▶ **What is required**:
Rewrite every line of the listing below as a numbered list. Skip blank lines and leave out the pictures.

▶ **Supplied entries**:

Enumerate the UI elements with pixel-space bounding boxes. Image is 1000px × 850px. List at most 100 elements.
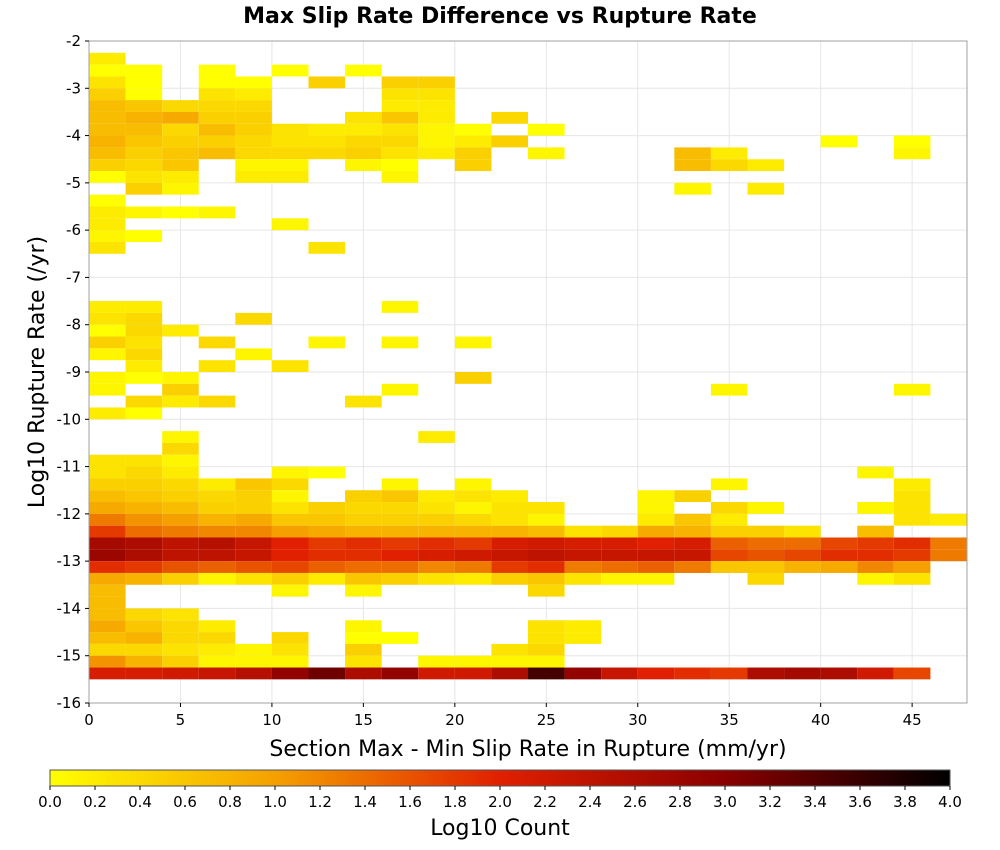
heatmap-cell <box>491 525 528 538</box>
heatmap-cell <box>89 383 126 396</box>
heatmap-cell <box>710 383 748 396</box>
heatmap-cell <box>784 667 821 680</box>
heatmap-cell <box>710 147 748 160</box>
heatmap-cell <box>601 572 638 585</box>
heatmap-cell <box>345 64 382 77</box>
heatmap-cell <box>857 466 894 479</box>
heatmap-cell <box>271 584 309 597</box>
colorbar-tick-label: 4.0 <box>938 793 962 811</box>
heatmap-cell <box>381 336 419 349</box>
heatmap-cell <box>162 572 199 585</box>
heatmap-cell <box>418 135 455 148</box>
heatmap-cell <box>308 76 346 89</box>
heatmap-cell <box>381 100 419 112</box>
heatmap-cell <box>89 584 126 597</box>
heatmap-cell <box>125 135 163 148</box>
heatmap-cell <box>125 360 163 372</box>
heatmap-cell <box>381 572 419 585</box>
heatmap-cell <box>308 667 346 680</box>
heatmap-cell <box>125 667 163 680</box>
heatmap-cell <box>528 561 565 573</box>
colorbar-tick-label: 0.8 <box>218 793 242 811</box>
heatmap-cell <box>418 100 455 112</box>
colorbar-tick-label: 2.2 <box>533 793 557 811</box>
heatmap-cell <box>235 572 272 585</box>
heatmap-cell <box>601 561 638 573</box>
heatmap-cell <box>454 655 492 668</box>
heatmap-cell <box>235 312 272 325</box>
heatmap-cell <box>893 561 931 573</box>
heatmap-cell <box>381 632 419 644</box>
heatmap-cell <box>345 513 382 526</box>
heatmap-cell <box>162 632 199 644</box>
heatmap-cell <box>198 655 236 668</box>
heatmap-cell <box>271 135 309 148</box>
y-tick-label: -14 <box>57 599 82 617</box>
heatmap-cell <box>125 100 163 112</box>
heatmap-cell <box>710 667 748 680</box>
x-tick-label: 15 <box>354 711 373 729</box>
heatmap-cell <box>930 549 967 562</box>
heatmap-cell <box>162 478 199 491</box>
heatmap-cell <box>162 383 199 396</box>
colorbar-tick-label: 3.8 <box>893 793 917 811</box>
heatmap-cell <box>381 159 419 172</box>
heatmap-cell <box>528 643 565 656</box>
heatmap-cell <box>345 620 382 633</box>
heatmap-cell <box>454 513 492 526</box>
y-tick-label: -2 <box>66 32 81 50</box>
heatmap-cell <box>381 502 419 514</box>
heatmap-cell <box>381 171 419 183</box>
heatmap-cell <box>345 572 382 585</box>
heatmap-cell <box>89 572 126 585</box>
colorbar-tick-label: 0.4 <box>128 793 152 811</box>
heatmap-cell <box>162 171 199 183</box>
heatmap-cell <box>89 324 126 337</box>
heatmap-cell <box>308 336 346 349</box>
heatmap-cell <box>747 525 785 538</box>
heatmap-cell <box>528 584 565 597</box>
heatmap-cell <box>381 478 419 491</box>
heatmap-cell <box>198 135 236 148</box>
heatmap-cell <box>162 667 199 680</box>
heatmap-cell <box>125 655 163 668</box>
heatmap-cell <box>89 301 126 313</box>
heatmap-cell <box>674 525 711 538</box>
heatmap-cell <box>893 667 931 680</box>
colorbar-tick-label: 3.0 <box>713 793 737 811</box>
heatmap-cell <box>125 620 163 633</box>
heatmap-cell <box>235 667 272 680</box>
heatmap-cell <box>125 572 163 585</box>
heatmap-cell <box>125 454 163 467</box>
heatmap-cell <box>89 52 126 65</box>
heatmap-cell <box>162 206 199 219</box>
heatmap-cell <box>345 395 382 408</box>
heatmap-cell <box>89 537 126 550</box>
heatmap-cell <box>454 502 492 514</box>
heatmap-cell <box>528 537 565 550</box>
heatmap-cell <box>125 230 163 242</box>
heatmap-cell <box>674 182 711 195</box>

▶ **Answer to this task**:
1. Enumerate the UI elements with pixel-space bounding boxes. Image is 1000px × 850px. List at most 100 elements.
2. heatmap-cell <box>491 525 528 538</box>
3. heatmap-cell <box>89 383 126 396</box>
4. heatmap-cell <box>710 383 748 396</box>
5. heatmap-cell <box>784 667 821 680</box>
6. heatmap-cell <box>710 147 748 160</box>
7. heatmap-cell <box>601 572 638 585</box>
8. heatmap-cell <box>345 64 382 77</box>
9. heatmap-cell <box>857 466 894 479</box>
10. heatmap-cell <box>271 584 309 597</box>
11. colorbar-tick-label: 4.0 <box>938 793 962 811</box>
12. heatmap-cell <box>381 336 419 349</box>
13. heatmap-cell <box>162 572 199 585</box>
14. heatmap-cell <box>418 135 455 148</box>
15. heatmap-cell <box>308 76 346 89</box>
16. heatmap-cell <box>381 100 419 112</box>
17. heatmap-cell <box>89 584 126 597</box>
18. heatmap-cell <box>125 135 163 148</box>
19. heatmap-cell <box>125 360 163 372</box>
20. heatmap-cell <box>381 572 419 585</box>
21. heatmap-cell <box>308 667 346 680</box>
22. heatmap-cell <box>125 667 163 680</box>
23. heatmap-cell <box>528 561 565 573</box>
24. colorbar-tick-label: 0.8 <box>218 793 242 811</box>
25. heatmap-cell <box>418 100 455 112</box>
26. colorbar-tick-label: 2.2 <box>533 793 557 811</box>
27. heatmap-cell <box>235 572 272 585</box>
28. heatmap-cell <box>601 561 638 573</box>
29. heatmap-cell <box>454 655 492 668</box>
30. heatmap-cell <box>235 312 272 325</box>
31. heatmap-cell <box>893 561 931 573</box>
32. heatmap-cell <box>381 632 419 644</box>
33. heatmap-cell <box>345 513 382 526</box>
34. heatmap-cell <box>162 632 199 644</box>
35. heatmap-cell <box>198 655 236 668</box>
36. heatmap-cell <box>271 135 309 148</box>
37. y-tick-label: -14 <box>57 599 82 617</box>
38. heatmap-cell <box>125 100 163 112</box>
39. heatmap-cell <box>710 667 748 680</box>
40. x-tick-label: 15 <box>354 711 373 729</box>
41. heatmap-cell <box>930 549 967 562</box>
42. heatmap-cell <box>162 478 199 491</box>
43. heatmap-cell <box>162 383 199 396</box>
44. colorbar-tick-label: 3.8 <box>893 793 917 811</box>
45. heatmap-cell <box>381 159 419 172</box>
46. heatmap-cell <box>528 643 565 656</box>
47. heatmap-cell <box>345 620 382 633</box>
48. heatmap-cell <box>454 513 492 526</box>
49. y-tick-label: -2 <box>66 32 81 50</box>
50. heatmap-cell <box>381 502 419 514</box>
51. heatmap-cell <box>381 171 419 183</box>
52. heatmap-cell <box>345 572 382 585</box>
53. heatmap-cell <box>89 572 126 585</box>
54. colorbar-tick-label: 0.4 <box>128 793 152 811</box>
55. heatmap-cell <box>162 171 199 183</box>
56. heatmap-cell <box>89 324 126 337</box>
57. heatmap-cell <box>308 336 346 349</box>
58. heatmap-cell <box>747 525 785 538</box>
59. heatmap-cell <box>528 584 565 597</box>
60. heatmap-cell <box>381 478 419 491</box>
61. heatmap-cell <box>198 135 236 148</box>
62. heatmap-cell <box>162 667 199 680</box>
63. heatmap-cell <box>125 655 163 668</box>
64. heatmap-cell <box>89 301 126 313</box>
65. heatmap-cell <box>674 525 711 538</box>
66. heatmap-cell <box>893 667 931 680</box>
67. colorbar-tick-label: 3.0 <box>713 793 737 811</box>
68. heatmap-cell <box>125 620 163 633</box>
69. heatmap-cell <box>235 667 272 680</box>
70. heatmap-cell <box>125 572 163 585</box>
71. heatmap-cell <box>125 454 163 467</box>
72. heatmap-cell <box>89 52 126 65</box>
73. heatmap-cell <box>162 206 199 219</box>
74. heatmap-cell <box>345 395 382 408</box>
75. heatmap-cell <box>89 537 126 550</box>
76. heatmap-cell <box>454 502 492 514</box>
77. heatmap-cell <box>528 537 565 550</box>
78. heatmap-cell <box>125 230 163 242</box>
79. heatmap-cell <box>674 182 711 195</box>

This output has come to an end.